## Exercise prompt:
Each line that follows should be printed again exactly as it stands.

## Task input:
-=-=-
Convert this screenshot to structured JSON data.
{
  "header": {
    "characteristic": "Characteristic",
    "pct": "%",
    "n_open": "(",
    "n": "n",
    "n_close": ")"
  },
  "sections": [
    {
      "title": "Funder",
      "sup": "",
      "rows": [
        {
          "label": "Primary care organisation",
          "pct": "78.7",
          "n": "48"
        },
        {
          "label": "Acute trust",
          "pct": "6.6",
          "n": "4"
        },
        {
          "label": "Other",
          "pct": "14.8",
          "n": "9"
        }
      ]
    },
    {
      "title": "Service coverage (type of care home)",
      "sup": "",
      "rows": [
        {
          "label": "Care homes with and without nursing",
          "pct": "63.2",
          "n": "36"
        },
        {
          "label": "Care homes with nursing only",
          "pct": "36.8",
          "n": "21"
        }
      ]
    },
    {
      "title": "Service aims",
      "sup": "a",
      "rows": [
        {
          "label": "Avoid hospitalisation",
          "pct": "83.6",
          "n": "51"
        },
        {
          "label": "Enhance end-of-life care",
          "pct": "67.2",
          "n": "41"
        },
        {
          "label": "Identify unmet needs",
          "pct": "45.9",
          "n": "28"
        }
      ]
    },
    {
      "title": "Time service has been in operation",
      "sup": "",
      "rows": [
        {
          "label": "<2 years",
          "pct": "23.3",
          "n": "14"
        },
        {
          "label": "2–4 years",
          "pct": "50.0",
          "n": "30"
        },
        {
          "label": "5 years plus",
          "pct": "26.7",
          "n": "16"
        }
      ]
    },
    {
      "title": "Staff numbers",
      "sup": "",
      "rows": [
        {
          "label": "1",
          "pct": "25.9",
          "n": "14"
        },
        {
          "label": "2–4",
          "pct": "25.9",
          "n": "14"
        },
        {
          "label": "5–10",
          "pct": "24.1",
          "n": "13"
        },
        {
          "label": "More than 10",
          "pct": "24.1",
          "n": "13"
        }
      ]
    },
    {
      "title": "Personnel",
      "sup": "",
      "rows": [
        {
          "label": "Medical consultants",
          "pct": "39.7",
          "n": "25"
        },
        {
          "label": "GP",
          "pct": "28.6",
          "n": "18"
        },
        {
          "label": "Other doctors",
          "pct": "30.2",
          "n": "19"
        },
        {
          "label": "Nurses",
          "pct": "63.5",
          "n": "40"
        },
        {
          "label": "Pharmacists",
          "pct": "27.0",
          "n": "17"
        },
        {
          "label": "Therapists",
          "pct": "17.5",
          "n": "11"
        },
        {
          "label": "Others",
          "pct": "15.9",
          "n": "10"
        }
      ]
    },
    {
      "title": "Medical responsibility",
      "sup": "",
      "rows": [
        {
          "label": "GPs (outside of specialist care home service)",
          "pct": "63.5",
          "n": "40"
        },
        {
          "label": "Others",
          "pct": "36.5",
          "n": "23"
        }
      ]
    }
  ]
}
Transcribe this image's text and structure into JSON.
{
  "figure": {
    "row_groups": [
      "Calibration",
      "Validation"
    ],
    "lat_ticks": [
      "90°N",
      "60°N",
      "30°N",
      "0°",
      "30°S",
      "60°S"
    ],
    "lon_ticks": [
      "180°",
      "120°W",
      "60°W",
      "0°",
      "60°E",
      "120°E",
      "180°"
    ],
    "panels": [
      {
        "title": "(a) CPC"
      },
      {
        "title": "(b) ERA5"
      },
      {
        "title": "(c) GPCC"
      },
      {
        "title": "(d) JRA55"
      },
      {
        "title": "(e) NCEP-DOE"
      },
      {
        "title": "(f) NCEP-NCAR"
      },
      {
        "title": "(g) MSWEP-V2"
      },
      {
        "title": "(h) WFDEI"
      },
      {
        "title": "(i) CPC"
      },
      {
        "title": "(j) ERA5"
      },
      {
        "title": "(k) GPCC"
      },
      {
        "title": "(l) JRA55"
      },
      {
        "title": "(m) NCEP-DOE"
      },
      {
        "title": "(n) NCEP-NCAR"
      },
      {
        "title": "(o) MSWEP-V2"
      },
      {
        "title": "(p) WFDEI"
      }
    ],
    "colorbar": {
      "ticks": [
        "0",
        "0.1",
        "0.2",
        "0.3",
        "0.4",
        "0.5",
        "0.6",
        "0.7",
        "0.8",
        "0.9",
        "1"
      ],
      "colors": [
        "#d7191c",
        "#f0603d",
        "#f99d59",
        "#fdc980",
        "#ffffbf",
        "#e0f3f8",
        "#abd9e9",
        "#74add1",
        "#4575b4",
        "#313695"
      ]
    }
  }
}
-=-=-
## Correct response:
Convert this screenshot to structured JSON data.
{
  "header": {
    "characteristic": "Characteristic",
    "pct": "%",
    "n_open": "(",
    "n": "n",
    "n_close": ")"
  },
  "sections": [
    {
      "title": "Funder",
      "sup": "",
      "rows": [
        {
          "label": "Primary care organisation",
          "pct": "78.7",
          "n": "48"
        },
        {
          "label": "Acute trust",
          "pct": "6.6",
          "n": "4"
        },
        {
          "label": "Other",
          "pct": "14.8",
          "n": "9"
        }
      ]
    },
    {
      "title": "Service coverage (type of care home)",
      "sup": "",
      "rows": [
        {
          "label": "Care homes with and without nursing",
          "pct": "63.2",
          "n": "36"
        },
        {
          "label": "Care homes with nursing only",
          "pct": "36.8",
          "n": "21"
        }
      ]
    },
    {
      "title": "Service aims",
      "sup": "a",
      "rows": [
        {
          "label": "Avoid hospitalisation",
          "pct": "83.6",
          "n": "51"
        },
        {
          "label": "Enhance end-of-life care",
          "pct": "67.2",
          "n": "41"
        },
        {
          "label": "Identify unmet needs",
          "pct": "45.9",
          "n": "28"
        }
      ]
    },
    {
      "title": "Time service has been in operation",
      "sup": "",
      "rows": [
        {
          "label": "<2 years",
          "pct": "23.3",
          "n": "14"
        },
        {
          "label": "2–4 years",
          "pct": "50.0",
          "n": "30"
        },
        {
          "label": "5 years plus",
          "pct": "26.7",
          "n": "16"
        }
      ]
    },
    {
      "title": "Staff numbers",
      "sup": "",
      "rows": [
        {
          "label": "1",
          "pct": "25.9",
          "n": "14"
        },
        {
          "label": "2–4",
          "pct": "25.9",
          "n": "14"
        },
        {
          "label": "5–10",
          "pct": "24.1",
          "n": "13"
        },
        {
          "label": "More than 10",
          "pct": "24.1",
          "n": "13"
        }
      ]
    },
    {
      "title": "Personnel",
      "sup": "",
      "rows": [
        {
          "label": "Medical consultants",
          "pct": "39.7",
          "n": "25"
        },
        {
          "label": "GP",
          "pct": "28.6",
          "n": "18"
        },
        {
          "label": "Other doctors",
          "pct": "30.2",
          "n": "19"
        },
        {
          "label": "Nurses",
          "pct": "63.5",
          "n": "40"
        },
        {
          "label": "Pharmacists",
          "pct": "27.0",
          "n": "17"
        },
        {
          "label": "Therapists",
          "pct": "17.5",
          "n": "11"
        },
        {
          "label": "Others",
          "pct": "15.9",
          "n": "10"
        }
      ]
    },
    {
      "title": "Medical responsibility",
      "sup": "",
      "rows": [
        {
          "label": "GPs (outside of specialist care home service)",
          "pct": "63.5",
          "n": "40"
        },
        {
          "label": "Others",
          "pct": "36.5",
          "n": "23"
        }
      ]
    }
  ]
}
Transcribe this image's text and structure into JSON.
{
  "figure": {
    "row_groups": [
      "Calibration",
      "Validation"
    ],
    "lat_ticks": [
      "90°N",
      "60°N",
      "30°N",
      "0°",
      "30°S",
      "60°S"
    ],
    "lon_ticks": [
      "180°",
      "120°W",
      "60°W",
      "0°",
      "60°E",
      "120°E",
      "180°"
    ],
    "panels": [
      {
        "title": "(a) CPC"
      },
      {
        "title": "(b) ERA5"
      },
      {
        "title": "(c) GPCC"
      },
      {
        "title": "(d) JRA55"
      },
      {
        "title": "(e) NCEP-DOE"
      },
      {
        "title": "(f) NCEP-NCAR"
      },
      {
        "title": "(g) MSWEP-V2"
      },
      {
        "title": "(h) WFDEI"
      },
      {
        "title": "(i) CPC"
      },
      {
        "title": "(j) ERA5"
      },
      {
        "title": "(k) GPCC"
      },
      {
        "title": "(l) JRA55"
      },
      {
        "title": "(m) NCEP-DOE"
      },
      {
        "title": "(n) NCEP-NCAR"
      },
      {
        "title": "(o) MSWEP-V2"
      },
      {
        "title": "(p) WFDEI"
      }
    ],
    "colorbar": {
      "ticks": [
        "0",
        "0.1",
        "0.2",
        "0.3",
        "0.4",
        "0.5",
        "0.6",
        "0.7",
        "0.8",
        "0.9",
        "1"
      ],
      "colors": [
        "#d7191c",
        "#f0603d",
        "#f99d59",
        "#fdc980",
        "#ffffbf",
        "#e0f3f8",
        "#abd9e9",
        "#74add1",
        "#4575b4",
        "#313695"
      ]
    }
  }
}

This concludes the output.